* _Task brief_:
Write out the material again word for word, dropping any images it holds.

* _Listing_:
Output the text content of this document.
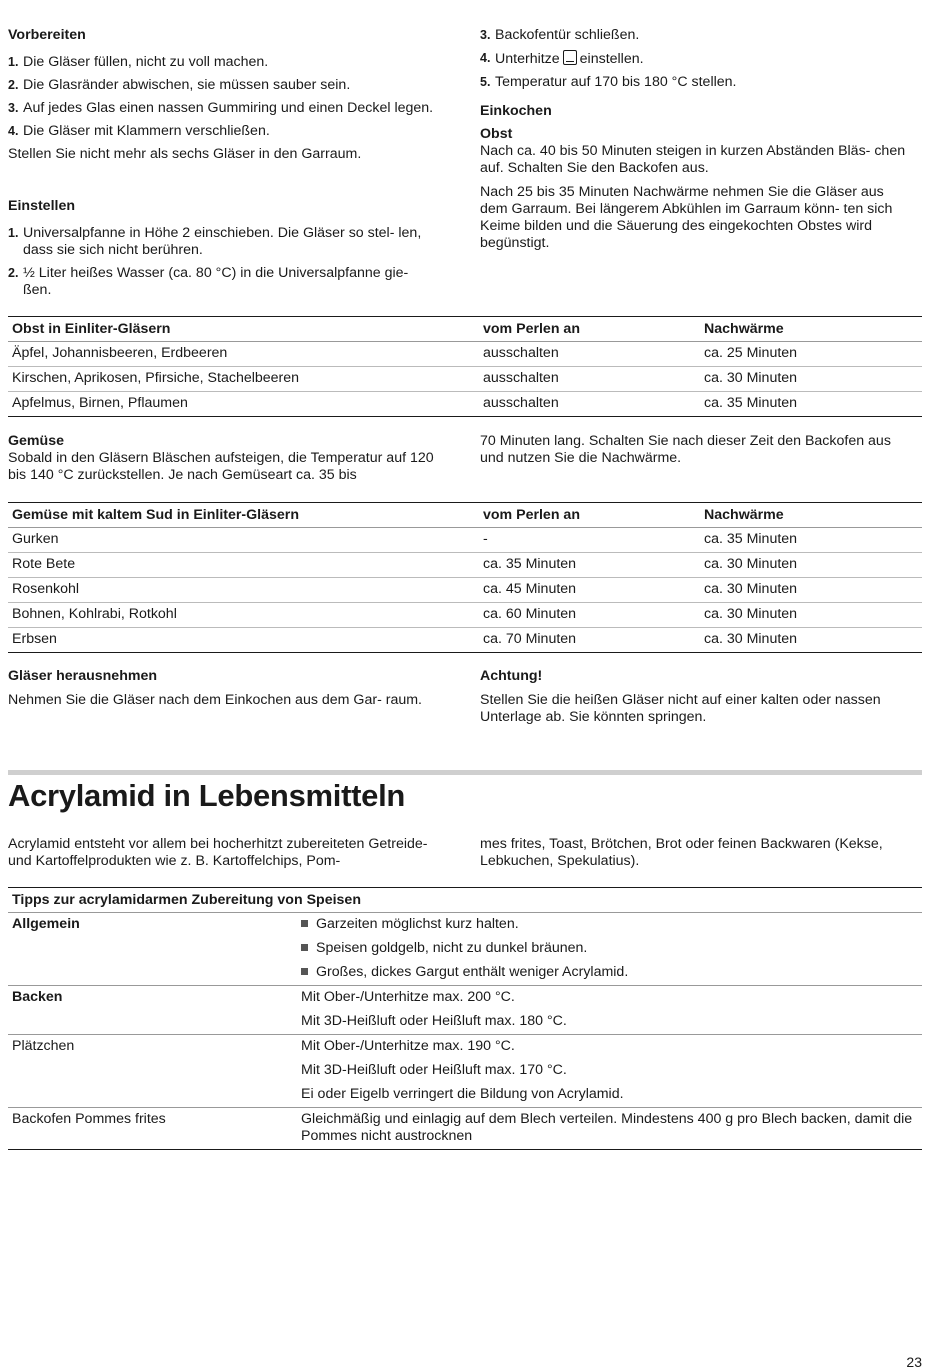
Vorbereiten

1. Die Gläser füllen, nicht zu voll machen.
2. Die Glasränder abwischen, sie müssen sauber sein.
3. Auf jedes Glas einen nassen Gummiring und einen Deckel legen.
4. Die Gläser mit Klammern verschließen.

Stellen Sie nicht mehr als sechs Gläser in den Garraum.

Einstellen

1. Universalpfanne in Höhe 2 einschieben. Die Gläser so stel- len, dass sie sich nicht berühren.
2. ½ Liter heißes Wasser (ca. 80 °C) in die Universalpfanne gie- ßen.
3. Backofentür schließen.
4. Unterhitze einstellen.
5. Temperatur auf 170 bis 180 °C stellen.

Einkochen

Obst

Nach ca. 40 bis 50 Minuten steigen in kurzen Abständen Bläs- chen auf. Schalten Sie den Backofen aus.

Nach 25 bis 35 Minuten Nachwärme nehmen Sie die Gläser aus dem Garraum. Bei längerem Abkühlen im Garraum könn- ten sich Keime bilden und die Säuerung des eingekochten Obstes wird begünstigt.

Obst in Einliter-Gläsern	vom Perlen an	Nachwärme
Äpfel, Johannisbeeren, Erdbeeren	ausschalten	ca. 25 Minuten
Kirschen, Aprikosen, Pfirsiche, Stachelbeeren	ausschalten	ca. 30 Minuten
Apfelmus, Birnen, Pflaumen	ausschalten	ca. 35 Minuten

Gemüse

Sobald in den Gläsern Bläschen aufsteigen, die Temperatur auf 120 bis 140 °C zurückstellen. Je nach Gemüseart ca. 35 bis

70 Minuten lang. Schalten Sie nach dieser Zeit den Backofen aus und nutzen Sie die Nachwärme.

Gemüse mit kaltem Sud in Einliter-Gläsern	vom Perlen an	Nachwärme
Gurken	-	ca. 35 Minuten
Rote Bete	ca. 35 Minuten	ca. 30 Minuten
Rosenkohl	ca. 45 Minuten	ca. 30 Minuten
Bohnen, Kohlrabi, Rotkohl	ca. 60 Minuten	ca. 30 Minuten
Erbsen	ca. 70 Minuten	ca. 30 Minuten

Gläser herausnehmen

Nehmen Sie die Gläser nach dem Einkochen aus dem Gar- raum.

Achtung!

Stellen Sie die heißen Gläser nicht auf einer kalten oder nassen Unterlage ab. Sie könnten springen.

Acrylamid in Lebensmitteln

Acrylamid entsteht vor allem bei hocherhitzt zubereiteten Getreide- und Kartoffelprodukten wie z. B. Kartoffelchips, Pom-

mes frites, Toast, Brötchen, Brot oder feinen Backwaren (Kekse, Lebkuchen, Spekulatius).

Tipps zur acrylamidarmen Zubereitung von Speisen	
Allgemein	Garzeiten möglichst kurz halten.
Speisen goldgelb, nicht zu dunkel bräunen.
Großes, dickes Gargut enthält weniger Acrylamid.

Backen	Mit Ober-/Unterhitze max. 200 °C.
Mit 3D-Heißluft oder Heißluft max. 180 °C.

Plätzchen	Mit Ober-/Unterhitze max. 190 °C.
Mit 3D-Heißluft oder Heißluft max. 170 °C.
Ei oder Eigelb verringert die Bildung von Acrylamid.

Backofen Pommes frites	Gleichmäßig und einlagig auf dem Blech verteilen. Mindestens 400 g pro Blech backen, damit die Pommes nicht austrocknen
23
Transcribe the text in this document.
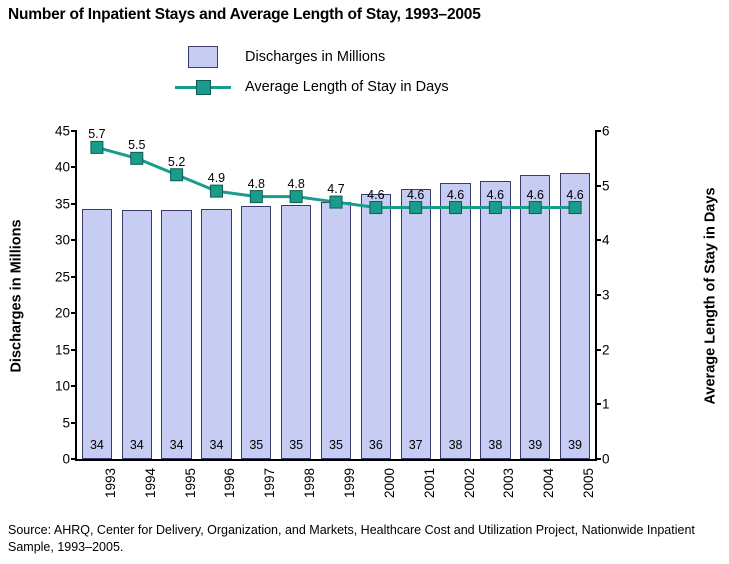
Number of Inpatient Stays and Average Length of Stay, 1993–2005
Discharges in Millions
Average Length of Stay in Days
Discharges in Millions	Average Length of Stay in Days
0
5
10
15
20
25
30
35
40
45
0
1
2
3
4
5
6
34	34	34	34	35	35	35	36	37	38	38	39	39
1993 1994 1995 1996 1997 1998 1999 2000 2001 2002 2003 2004 2005
5.7
5.5
5.2
4.9	4.8	4.8	4.7	4.6	4.6	4.6	4.6	4.6	4.6
Source: AHRQ, Center for Delivery, Organization, and Markets, Healthcare Cost and Utilization Project, Nationwide Inpatient Sample, 1993–2005.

* _Worked answer_:
Output the text content of this document.
Vorbereiten

1. Die Gläser füllen, nicht zu voll machen.
2. Die Glasränder abwischen, sie müssen sauber sein.
3. Auf jedes Glas einen nassen Gummiring und einen Deckel legen.
4. Die Gläser mit Klammern verschließen.

Stellen Sie nicht mehr als sechs Gläser in den Garraum.

Einstellen

1. Universalpfanne in Höhe 2 einschieben. Die Gläser so stel- len, dass sie sich nicht berühren.
2. ½ Liter heißes Wasser (ca. 80 °C) in die Universalpfanne gie- ßen.
3. Backofentür schließen.
4. Unterhitze einstellen.
5. Temperatur auf 170 bis 180 °C stellen.

Einkochen

Obst

Nach ca. 40 bis 50 Minuten steigen in kurzen Abständen Bläs- chen auf. Schalten Sie den Backofen aus.

Nach 25 bis 35 Minuten Nachwärme nehmen Sie die Gläser aus dem Garraum. Bei längerem Abkühlen im Garraum könn- ten sich Keime bilden und die Säuerung des eingekochten Obstes wird begünstigt.

Obst in Einliter-Gläsern	vom Perlen an	Nachwärme
Äpfel, Johannisbeeren, Erdbeeren	ausschalten	ca. 25 Minuten
Kirschen, Aprikosen, Pfirsiche, Stachelbeeren	ausschalten	ca. 30 Minuten
Apfelmus, Birnen, Pflaumen	ausschalten	ca. 35 Minuten

Gemüse

Sobald in den Gläsern Bläschen aufsteigen, die Temperatur auf 120 bis 140 °C zurückstellen. Je nach Gemüseart ca. 35 bis

70 Minuten lang. Schalten Sie nach dieser Zeit den Backofen aus und nutzen Sie die Nachwärme.

Gemüse mit kaltem Sud in Einliter-Gläsern	vom Perlen an	Nachwärme
Gurken	-	ca. 35 Minuten
Rote Bete	ca. 35 Minuten	ca. 30 Minuten
Rosenkohl	ca. 45 Minuten	ca. 30 Minuten
Bohnen, Kohlrabi, Rotkohl	ca. 60 Minuten	ca. 30 Minuten
Erbsen	ca. 70 Minuten	ca. 30 Minuten

Gläser herausnehmen

Nehmen Sie die Gläser nach dem Einkochen aus dem Gar- raum.

Achtung!

Stellen Sie die heißen Gläser nicht auf einer kalten oder nassen Unterlage ab. Sie könnten springen.

Acrylamid in Lebensmitteln

Acrylamid entsteht vor allem bei hocherhitzt zubereiteten Getreide- und Kartoffelprodukten wie z. B. Kartoffelchips, Pom-

mes frites, Toast, Brötchen, Brot oder feinen Backwaren (Kekse, Lebkuchen, Spekulatius).

Tipps zur acrylamidarmen Zubereitung von Speisen	
Allgemein	Garzeiten möglichst kurz halten.
Speisen goldgelb, nicht zu dunkel bräunen.
Großes, dickes Gargut enthält weniger Acrylamid.

Backen	Mit Ober-/Unterhitze max. 200 °C.
Mit 3D-Heißluft oder Heißluft max. 180 °C.

Plätzchen	Mit Ober-/Unterhitze max. 190 °C.
Mit 3D-Heißluft oder Heißluft max. 170 °C.
Ei oder Eigelb verringert die Bildung von Acrylamid.

Backofen Pommes frites	Gleichmäßig und einlagig auf dem Blech verteilen. Mindestens 400 g pro Blech backen, damit die Pommes nicht austrocknen
23
Transcribe the text in this document.
Number of Inpatient Stays and Average Length of Stay, 1993–2005
Discharges in Millions
Average Length of Stay in Days
Discharges in Millions	Average Length of Stay in Days
0
5
10
15
20
25
30
35
40
45
0
1
2
3
4
5
6
34	34	34	34	35	35	35	36	37	38	38	39	39
1993 1994 1995 1996 1997 1998 1999 2000 2001 2002 2003 2004 2005
5.7
5.5
5.2
4.9	4.8	4.8	4.7	4.6	4.6	4.6	4.6	4.6	4.6
Source: AHRQ, Center for Delivery, Organization, and Markets, Healthcare Cost and Utilization Project, Nationwide Inpatient Sample, 1993–2005.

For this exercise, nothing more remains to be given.